▸ **Rows**
*****

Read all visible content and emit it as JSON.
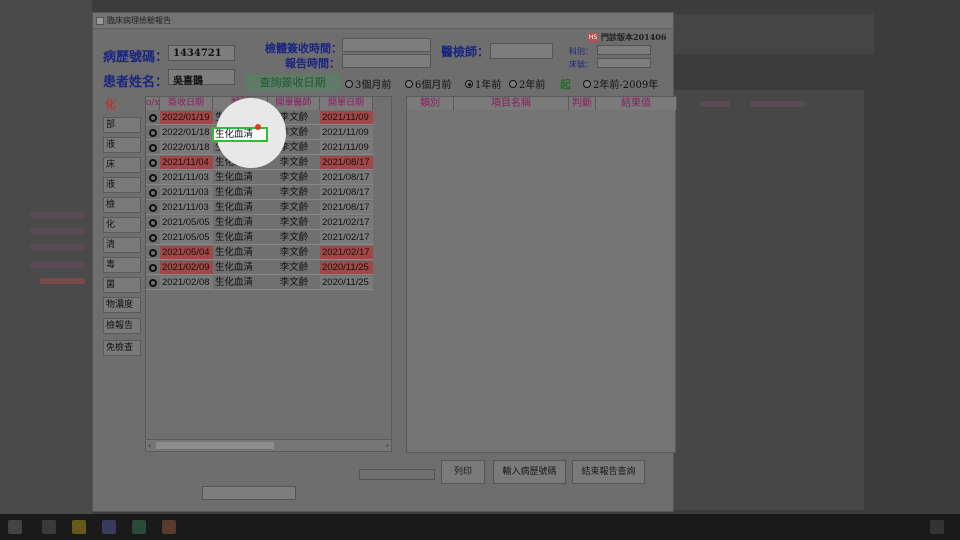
{
  "window": {
    "title": "臨床病理檢驗報告"
  },
  "header": {
    "chart_no_label": "病歷號碼：",
    "chart_no": "1434721",
    "patient_label": "患者姓名：",
    "patient_name": "吳喜鵲",
    "collect_time_label": "檢體簽收時間：",
    "report_time_label": "報告時間：",
    "technician_label": "醫檢師：",
    "badge": "HS",
    "version": "門診版本201406",
    "dept_label": "科別：",
    "bed_label": "床號："
  },
  "query": {
    "button_label": "查詢簽收日期",
    "options": [
      "3個月前",
      "6個月前",
      "1年前",
      "2年前",
      "2年前-2009年"
    ],
    "selected": "1年前",
    "qi_label": "起"
  },
  "sidebar": {
    "items": [
      "化",
      "部",
      "液",
      "床",
      "液",
      "檢",
      "化",
      "清",
      "毒",
      "菌",
      "物濃度",
      "檢報告",
      "免檢查"
    ]
  },
  "left_table": {
    "headers": [
      "o/x",
      "簽收日期",
      "類別",
      "開單醫師",
      "開單日期"
    ],
    "rows": [
      {
        "date": "2022/01/19",
        "date_red": true,
        "type": "生化血清",
        "doctor": "李文齡",
        "order_date": "2021/11/09",
        "order_red": true
      },
      {
        "date": "2022/01/18",
        "date_red": false,
        "type": "生化血清",
        "doctor": "李文齡",
        "order_date": "2021/11/09",
        "order_red": false
      },
      {
        "date": "2022/01/18",
        "date_red": false,
        "type": "生化血清",
        "doctor": "李文齡",
        "order_date": "2021/11/09",
        "order_red": false
      },
      {
        "date": "2021/11/04",
        "date_red": true,
        "type": "生化血清",
        "doctor": "李文齡",
        "order_date": "2021/08/17",
        "order_red": true
      },
      {
        "date": "2021/11/03",
        "date_red": false,
        "type": "生化血清",
        "doctor": "李文齡",
        "order_date": "2021/08/17",
        "order_red": false
      },
      {
        "date": "2021/11/03",
        "date_red": false,
        "type": "生化血清",
        "doctor": "李文齡",
        "order_date": "2021/08/17",
        "order_red": false
      },
      {
        "date": "2021/11/03",
        "date_red": false,
        "type": "生化血清",
        "doctor": "李文齡",
        "order_date": "2021/08/17",
        "order_red": false
      },
      {
        "date": "2021/05/05",
        "date_red": false,
        "type": "生化血清",
        "doctor": "李文齡",
        "order_date": "2021/02/17",
        "order_red": false
      },
      {
        "date": "2021/05/05",
        "date_red": false,
        "type": "生化血清",
        "doctor": "李文齡",
        "order_date": "2021/02/17",
        "order_red": false
      },
      {
        "date": "2021/05/04",
        "date_red": true,
        "type": "生化血清",
        "doctor": "李文齡",
        "order_date": "2021/02/17",
        "order_red": true
      },
      {
        "date": "2021/02/09",
        "date_red": true,
        "type": "生化血清",
        "doctor": "李文齡",
        "order_date": "2020/11/25",
        "order_red": true
      },
      {
        "date": "2021/02/08",
        "date_red": false,
        "type": "生化血清",
        "doctor": "李文齡",
        "order_date": "2020/11/25",
        "order_red": false
      }
    ]
  },
  "right_table": {
    "headers": [
      "類別",
      "項目名稱",
      "判斷",
      "結果值"
    ]
  },
  "buttons": {
    "print": "列印",
    "enter_chart": "輸入病歷號碼",
    "end_query": "結束報告查詢"
  },
  "colors": {
    "highlight_red": "#a04848",
    "selection_green": "#2bbf3a",
    "cursor": "#e2381e",
    "label_blue": "#1a2580"
  }
}
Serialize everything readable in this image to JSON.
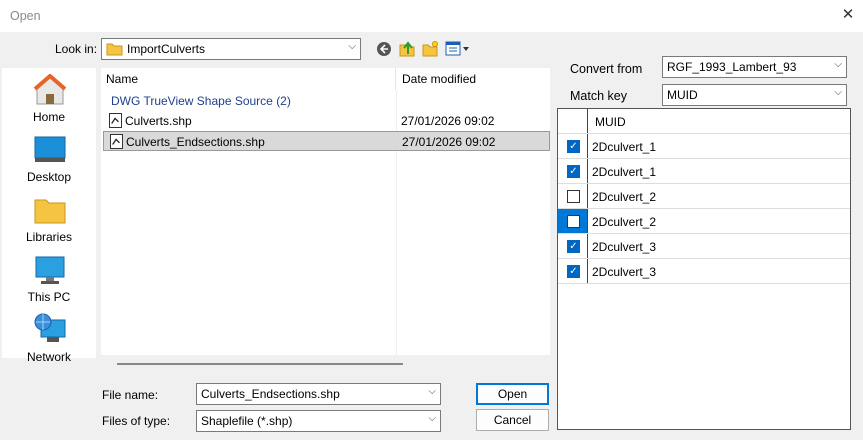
{
  "window": {
    "title": "Open"
  },
  "lookin": {
    "label": "Look in:",
    "value": "ImportCulverts"
  },
  "places": [
    {
      "label": "Home",
      "icon": "home-icon"
    },
    {
      "label": "Desktop",
      "icon": "desktop-icon"
    },
    {
      "label": "Libraries",
      "icon": "libraries-icon"
    },
    {
      "label": "This PC",
      "icon": "this-pc-icon"
    },
    {
      "label": "Network",
      "icon": "network-icon"
    }
  ],
  "filelist": {
    "columns": {
      "name": "Name",
      "date": "Date modified"
    },
    "group": "DWG TrueView Shape Source (2)",
    "files": [
      {
        "name": "Culverts.shp",
        "date": "27/01/2026 09:02",
        "selected": false
      },
      {
        "name": "Culverts_Endsections.shp",
        "date": "27/01/2026 09:02",
        "selected": true
      }
    ]
  },
  "filename": {
    "label": "File name:",
    "value": "Culverts_Endsections.shp"
  },
  "filetype": {
    "label": "Files of type:",
    "value": "Shaplefile (*.shp)"
  },
  "buttons": {
    "open": "Open",
    "cancel": "Cancel"
  },
  "convert": {
    "label": "Convert from",
    "value": "RGF_1993_Lambert_93"
  },
  "matchkey": {
    "label": "Match key",
    "value": "MUID"
  },
  "grid": {
    "header": "MUID",
    "rows": [
      {
        "value": "2Dculvert_1",
        "checked": true
      },
      {
        "value": "2Dculvert_1",
        "checked": true
      },
      {
        "value": "2Dculvert_2",
        "checked": false
      },
      {
        "value": "2Dculvert_2",
        "checked": false
      },
      {
        "value": "2Dculvert_3",
        "checked": true
      },
      {
        "value": "2Dculvert_3",
        "checked": true
      }
    ]
  },
  "colors": {
    "accent": "#0078d7",
    "checked": "#0067c0",
    "group_text": "#1f3f8f"
  }
}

*****

▸ **Short task**
Look above for every line with the word "icon" and copy it.

▸ **Exercise response**
      "icon": "home-icon"
      "icon": "desktop-icon"
      "icon": "libraries-icon"
      "icon": "this-pc-icon"
      "icon": "network-icon"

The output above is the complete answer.